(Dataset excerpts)
## Begin
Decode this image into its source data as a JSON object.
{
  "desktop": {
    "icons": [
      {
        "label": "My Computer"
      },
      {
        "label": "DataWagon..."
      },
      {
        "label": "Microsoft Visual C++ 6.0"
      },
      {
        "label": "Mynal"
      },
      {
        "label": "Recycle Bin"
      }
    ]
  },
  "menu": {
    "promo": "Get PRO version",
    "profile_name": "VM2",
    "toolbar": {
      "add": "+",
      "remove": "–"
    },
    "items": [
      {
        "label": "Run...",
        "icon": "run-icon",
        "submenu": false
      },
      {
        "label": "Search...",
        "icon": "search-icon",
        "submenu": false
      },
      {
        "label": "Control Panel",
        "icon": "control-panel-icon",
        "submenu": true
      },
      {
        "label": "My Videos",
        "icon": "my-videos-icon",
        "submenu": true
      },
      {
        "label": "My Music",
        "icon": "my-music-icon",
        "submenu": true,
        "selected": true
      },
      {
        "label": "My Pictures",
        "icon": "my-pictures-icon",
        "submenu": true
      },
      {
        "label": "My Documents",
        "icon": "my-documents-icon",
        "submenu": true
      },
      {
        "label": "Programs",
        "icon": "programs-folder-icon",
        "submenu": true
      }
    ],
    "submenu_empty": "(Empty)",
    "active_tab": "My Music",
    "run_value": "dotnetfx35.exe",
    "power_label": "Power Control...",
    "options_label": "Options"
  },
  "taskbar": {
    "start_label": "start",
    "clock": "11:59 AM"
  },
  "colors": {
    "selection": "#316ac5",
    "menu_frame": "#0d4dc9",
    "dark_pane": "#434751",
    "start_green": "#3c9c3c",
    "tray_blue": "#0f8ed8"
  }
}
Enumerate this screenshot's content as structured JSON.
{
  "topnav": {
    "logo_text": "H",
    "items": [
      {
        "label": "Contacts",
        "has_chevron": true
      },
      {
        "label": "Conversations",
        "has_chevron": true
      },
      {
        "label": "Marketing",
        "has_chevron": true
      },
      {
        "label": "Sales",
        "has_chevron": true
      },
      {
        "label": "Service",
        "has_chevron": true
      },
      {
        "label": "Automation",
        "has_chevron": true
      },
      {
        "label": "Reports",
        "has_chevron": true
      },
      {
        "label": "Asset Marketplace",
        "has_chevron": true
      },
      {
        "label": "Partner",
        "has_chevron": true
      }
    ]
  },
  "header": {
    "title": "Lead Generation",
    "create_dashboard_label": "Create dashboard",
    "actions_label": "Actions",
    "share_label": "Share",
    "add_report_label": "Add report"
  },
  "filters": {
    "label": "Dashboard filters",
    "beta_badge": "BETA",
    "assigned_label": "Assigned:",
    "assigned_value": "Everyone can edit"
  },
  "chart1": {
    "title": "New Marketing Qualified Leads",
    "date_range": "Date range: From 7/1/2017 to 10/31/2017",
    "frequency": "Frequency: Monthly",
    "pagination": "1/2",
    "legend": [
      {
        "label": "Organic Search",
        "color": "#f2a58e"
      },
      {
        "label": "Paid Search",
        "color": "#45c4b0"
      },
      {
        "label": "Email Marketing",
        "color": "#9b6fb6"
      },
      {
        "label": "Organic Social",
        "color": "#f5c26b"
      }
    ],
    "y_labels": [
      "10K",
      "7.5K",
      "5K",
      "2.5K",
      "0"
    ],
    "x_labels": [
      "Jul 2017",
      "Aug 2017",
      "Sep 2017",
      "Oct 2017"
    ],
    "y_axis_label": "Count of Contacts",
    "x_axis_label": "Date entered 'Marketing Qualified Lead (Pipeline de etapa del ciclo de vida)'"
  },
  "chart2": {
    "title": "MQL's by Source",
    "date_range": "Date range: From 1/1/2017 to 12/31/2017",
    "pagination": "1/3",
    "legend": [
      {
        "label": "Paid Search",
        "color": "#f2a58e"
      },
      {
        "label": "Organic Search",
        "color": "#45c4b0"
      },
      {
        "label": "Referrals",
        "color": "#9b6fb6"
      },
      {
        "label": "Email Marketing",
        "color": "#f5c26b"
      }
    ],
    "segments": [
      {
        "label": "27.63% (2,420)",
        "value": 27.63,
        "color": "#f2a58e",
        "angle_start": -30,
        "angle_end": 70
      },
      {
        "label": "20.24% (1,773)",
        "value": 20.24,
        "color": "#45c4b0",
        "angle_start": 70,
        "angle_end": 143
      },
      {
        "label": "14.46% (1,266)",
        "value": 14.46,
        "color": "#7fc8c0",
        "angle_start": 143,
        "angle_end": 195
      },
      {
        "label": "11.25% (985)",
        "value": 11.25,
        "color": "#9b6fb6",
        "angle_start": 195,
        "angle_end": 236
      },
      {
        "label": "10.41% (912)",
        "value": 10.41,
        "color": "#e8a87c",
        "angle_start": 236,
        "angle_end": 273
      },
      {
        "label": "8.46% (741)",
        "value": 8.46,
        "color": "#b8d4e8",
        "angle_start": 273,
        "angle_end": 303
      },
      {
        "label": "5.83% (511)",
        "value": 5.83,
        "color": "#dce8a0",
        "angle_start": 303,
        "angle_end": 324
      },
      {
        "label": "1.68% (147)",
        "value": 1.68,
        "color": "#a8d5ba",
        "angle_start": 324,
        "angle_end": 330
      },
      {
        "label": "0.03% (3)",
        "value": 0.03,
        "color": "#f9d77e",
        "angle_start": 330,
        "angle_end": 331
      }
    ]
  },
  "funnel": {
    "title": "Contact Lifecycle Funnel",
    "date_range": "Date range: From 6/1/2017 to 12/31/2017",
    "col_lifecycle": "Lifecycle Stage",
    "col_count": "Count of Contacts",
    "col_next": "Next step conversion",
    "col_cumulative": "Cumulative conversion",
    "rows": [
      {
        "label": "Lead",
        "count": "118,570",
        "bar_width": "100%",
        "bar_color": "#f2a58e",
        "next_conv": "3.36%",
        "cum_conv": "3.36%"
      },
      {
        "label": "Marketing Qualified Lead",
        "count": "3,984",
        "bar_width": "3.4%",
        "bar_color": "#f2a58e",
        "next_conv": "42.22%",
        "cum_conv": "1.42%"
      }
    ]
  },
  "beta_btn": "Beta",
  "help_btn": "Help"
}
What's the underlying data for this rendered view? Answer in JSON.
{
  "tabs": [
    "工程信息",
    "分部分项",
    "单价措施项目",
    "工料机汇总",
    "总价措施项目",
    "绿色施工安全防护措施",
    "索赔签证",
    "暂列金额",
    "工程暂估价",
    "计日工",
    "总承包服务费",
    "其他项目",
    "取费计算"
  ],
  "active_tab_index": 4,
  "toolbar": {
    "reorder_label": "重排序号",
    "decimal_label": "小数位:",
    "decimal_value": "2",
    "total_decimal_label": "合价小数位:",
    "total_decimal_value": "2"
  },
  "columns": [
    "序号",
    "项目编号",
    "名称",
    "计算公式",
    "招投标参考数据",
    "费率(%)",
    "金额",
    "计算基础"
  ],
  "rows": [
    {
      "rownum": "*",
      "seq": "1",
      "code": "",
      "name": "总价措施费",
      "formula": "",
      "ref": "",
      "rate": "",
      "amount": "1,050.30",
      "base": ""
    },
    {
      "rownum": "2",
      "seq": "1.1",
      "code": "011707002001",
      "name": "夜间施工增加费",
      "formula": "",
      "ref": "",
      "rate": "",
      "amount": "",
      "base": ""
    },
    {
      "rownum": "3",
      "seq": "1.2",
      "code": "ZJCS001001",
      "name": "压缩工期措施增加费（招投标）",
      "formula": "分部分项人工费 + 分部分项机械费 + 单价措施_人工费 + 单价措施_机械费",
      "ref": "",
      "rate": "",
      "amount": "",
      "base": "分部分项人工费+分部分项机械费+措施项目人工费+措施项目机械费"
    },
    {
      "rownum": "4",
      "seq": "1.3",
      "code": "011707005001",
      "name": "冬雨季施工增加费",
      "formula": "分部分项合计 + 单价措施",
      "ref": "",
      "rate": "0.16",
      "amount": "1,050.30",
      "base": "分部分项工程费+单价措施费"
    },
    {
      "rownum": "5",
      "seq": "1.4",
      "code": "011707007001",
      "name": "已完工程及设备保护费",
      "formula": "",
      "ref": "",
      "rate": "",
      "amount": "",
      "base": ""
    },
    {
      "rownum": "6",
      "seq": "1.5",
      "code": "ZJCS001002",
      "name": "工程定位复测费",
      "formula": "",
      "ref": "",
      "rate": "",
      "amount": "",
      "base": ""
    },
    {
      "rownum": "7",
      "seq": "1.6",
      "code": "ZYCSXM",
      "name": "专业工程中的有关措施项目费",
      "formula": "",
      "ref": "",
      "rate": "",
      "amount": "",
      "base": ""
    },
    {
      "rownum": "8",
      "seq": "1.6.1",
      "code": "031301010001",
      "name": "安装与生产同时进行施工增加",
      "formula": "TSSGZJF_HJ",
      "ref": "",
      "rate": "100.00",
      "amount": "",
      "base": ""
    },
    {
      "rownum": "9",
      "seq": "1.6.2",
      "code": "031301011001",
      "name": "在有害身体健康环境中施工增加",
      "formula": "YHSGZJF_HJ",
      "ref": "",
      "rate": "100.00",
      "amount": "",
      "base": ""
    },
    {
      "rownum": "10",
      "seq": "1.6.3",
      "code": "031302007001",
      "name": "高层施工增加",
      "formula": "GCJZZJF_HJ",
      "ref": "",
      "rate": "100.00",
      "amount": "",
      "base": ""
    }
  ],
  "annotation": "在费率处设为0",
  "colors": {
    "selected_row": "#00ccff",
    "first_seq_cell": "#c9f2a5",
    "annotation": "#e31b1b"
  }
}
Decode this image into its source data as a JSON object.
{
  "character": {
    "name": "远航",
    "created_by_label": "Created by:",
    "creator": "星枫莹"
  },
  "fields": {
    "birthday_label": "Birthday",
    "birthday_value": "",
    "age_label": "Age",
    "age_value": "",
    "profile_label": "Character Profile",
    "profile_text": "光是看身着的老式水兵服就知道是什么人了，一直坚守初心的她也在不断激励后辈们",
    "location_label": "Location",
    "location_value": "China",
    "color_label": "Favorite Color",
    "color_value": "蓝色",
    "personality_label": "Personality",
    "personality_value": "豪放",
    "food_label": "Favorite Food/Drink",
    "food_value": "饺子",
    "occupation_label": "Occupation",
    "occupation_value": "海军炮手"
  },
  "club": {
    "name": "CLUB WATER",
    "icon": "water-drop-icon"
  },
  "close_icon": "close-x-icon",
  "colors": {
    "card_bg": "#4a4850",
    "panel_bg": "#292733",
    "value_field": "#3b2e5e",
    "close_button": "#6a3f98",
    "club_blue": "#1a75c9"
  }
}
## End
Across the preceding material, how many lines contain the word "annotation"? State the number alone.

Task answer: 2